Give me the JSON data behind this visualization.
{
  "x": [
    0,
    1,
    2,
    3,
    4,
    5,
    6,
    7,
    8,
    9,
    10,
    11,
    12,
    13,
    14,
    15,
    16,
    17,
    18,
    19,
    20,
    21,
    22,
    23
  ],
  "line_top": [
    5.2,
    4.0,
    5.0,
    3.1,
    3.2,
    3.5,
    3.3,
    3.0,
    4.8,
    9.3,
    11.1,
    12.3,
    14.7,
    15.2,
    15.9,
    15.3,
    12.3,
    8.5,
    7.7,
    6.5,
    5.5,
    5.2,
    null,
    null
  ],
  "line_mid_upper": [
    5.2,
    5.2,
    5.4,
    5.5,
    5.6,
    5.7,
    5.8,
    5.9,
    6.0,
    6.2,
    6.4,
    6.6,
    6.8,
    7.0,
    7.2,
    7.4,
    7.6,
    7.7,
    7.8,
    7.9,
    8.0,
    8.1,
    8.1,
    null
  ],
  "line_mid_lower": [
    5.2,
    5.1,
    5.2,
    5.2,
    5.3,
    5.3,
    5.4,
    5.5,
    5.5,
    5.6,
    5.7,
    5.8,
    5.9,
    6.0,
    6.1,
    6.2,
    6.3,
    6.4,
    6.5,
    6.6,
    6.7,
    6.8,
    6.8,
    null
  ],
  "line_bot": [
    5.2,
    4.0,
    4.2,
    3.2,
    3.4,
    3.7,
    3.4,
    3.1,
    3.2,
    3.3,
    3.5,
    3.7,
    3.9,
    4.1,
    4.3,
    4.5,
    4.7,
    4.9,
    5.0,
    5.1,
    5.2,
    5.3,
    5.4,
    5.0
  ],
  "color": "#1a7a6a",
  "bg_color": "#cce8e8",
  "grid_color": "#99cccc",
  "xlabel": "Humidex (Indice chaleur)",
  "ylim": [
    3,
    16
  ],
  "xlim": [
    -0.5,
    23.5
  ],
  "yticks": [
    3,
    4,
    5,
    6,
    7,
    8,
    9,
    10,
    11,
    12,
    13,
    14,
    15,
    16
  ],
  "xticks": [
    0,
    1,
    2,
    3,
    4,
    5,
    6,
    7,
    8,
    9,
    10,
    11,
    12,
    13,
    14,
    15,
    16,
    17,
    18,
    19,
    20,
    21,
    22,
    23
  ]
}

☆ ☆ ☆ ☆ ☆ ☆ ☆

**Exercise requirements:**
Return the listing above word for word.

**Result:**
Give me the JSON data behind this visualization.
{
  "x": [
    0,
    1,
    2,
    3,
    4,
    5,
    6,
    7,
    8,
    9,
    10,
    11,
    12,
    13,
    14,
    15,
    16,
    17,
    18,
    19,
    20,
    21,
    22,
    23
  ],
  "line_top": [
    5.2,
    4.0,
    5.0,
    3.1,
    3.2,
    3.5,
    3.3,
    3.0,
    4.8,
    9.3,
    11.1,
    12.3,
    14.7,
    15.2,
    15.9,
    15.3,
    12.3,
    8.5,
    7.7,
    6.5,
    5.5,
    5.2,
    null,
    null
  ],
  "line_mid_upper": [
    5.2,
    5.2,
    5.4,
    5.5,
    5.6,
    5.7,
    5.8,
    5.9,
    6.0,
    6.2,
    6.4,
    6.6,
    6.8,
    7.0,
    7.2,
    7.4,
    7.6,
    7.7,
    7.8,
    7.9,
    8.0,
    8.1,
    8.1,
    null
  ],
  "line_mid_lower": [
    5.2,
    5.1,
    5.2,
    5.2,
    5.3,
    5.3,
    5.4,
    5.5,
    5.5,
    5.6,
    5.7,
    5.8,
    5.9,
    6.0,
    6.1,
    6.2,
    6.3,
    6.4,
    6.5,
    6.6,
    6.7,
    6.8,
    6.8,
    null
  ],
  "line_bot": [
    5.2,
    4.0,
    4.2,
    3.2,
    3.4,
    3.7,
    3.4,
    3.1,
    3.2,
    3.3,
    3.5,
    3.7,
    3.9,
    4.1,
    4.3,
    4.5,
    4.7,
    4.9,
    5.0,
    5.1,
    5.2,
    5.3,
    5.4,
    5.0
  ],
  "color": "#1a7a6a",
  "bg_color": "#cce8e8",
  "grid_color": "#99cccc",
  "xlabel": "Humidex (Indice chaleur)",
  "ylim": [
    3,
    16
  ],
  "xlim": [
    -0.5,
    23.5
  ],
  "yticks": [
    3,
    4,
    5,
    6,
    7,
    8,
    9,
    10,
    11,
    12,
    13,
    14,
    15,
    16
  ],
  "xticks": [
    0,
    1,
    2,
    3,
    4,
    5,
    6,
    7,
    8,
    9,
    10,
    11,
    12,
    13,
    14,
    15,
    16,
    17,
    18,
    19,
    20,
    21,
    22,
    23
  ]
}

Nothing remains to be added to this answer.